PROBLEM TO WORK ON - Your task is to extract every line from the material below exactly.

-- Begin --

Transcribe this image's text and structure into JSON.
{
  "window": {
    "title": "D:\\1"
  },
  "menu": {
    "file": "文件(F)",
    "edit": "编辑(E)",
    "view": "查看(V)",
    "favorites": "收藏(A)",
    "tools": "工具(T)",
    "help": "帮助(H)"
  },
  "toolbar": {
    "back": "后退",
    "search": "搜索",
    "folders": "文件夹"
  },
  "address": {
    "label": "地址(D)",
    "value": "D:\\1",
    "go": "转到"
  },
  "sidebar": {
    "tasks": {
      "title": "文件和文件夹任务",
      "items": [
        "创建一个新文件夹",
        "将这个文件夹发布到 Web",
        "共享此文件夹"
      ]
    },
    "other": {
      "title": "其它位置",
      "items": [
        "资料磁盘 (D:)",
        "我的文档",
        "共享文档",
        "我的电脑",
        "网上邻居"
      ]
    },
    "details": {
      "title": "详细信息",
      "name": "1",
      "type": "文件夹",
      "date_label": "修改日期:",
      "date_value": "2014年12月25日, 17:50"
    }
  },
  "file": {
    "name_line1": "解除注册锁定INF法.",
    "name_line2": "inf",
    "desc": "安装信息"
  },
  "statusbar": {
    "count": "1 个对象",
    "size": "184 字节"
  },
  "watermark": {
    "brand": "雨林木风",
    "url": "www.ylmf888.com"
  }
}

-- End --

FINISHED ANSWER -
Transcribe this image's text and structure into JSON.
{
  "window": {
    "title": "D:\\1"
  },
  "menu": {
    "file": "文件(F)",
    "edit": "编辑(E)",
    "view": "查看(V)",
    "favorites": "收藏(A)",
    "tools": "工具(T)",
    "help": "帮助(H)"
  },
  "toolbar": {
    "back": "后退",
    "search": "搜索",
    "folders": "文件夹"
  },
  "address": {
    "label": "地址(D)",
    "value": "D:\\1",
    "go": "转到"
  },
  "sidebar": {
    "tasks": {
      "title": "文件和文件夹任务",
      "items": [
        "创建一个新文件夹",
        "将这个文件夹发布到 Web",
        "共享此文件夹"
      ]
    },
    "other": {
      "title": "其它位置",
      "items": [
        "资料磁盘 (D:)",
        "我的文档",
        "共享文档",
        "我的电脑",
        "网上邻居"
      ]
    },
    "details": {
      "title": "详细信息",
      "name": "1",
      "type": "文件夹",
      "date_label": "修改日期:",
      "date_value": "2014年12月25日, 17:50"
    }
  },
  "file": {
    "name_line1": "解除注册锁定INF法.",
    "name_line2": "inf",
    "desc": "安装信息"
  },
  "statusbar": {
    "count": "1 个对象",
    "size": "184 字节"
  },
  "watermark": {
    "brand": "雨林木风",
    "url": "www.ylmf888.com"
  }
}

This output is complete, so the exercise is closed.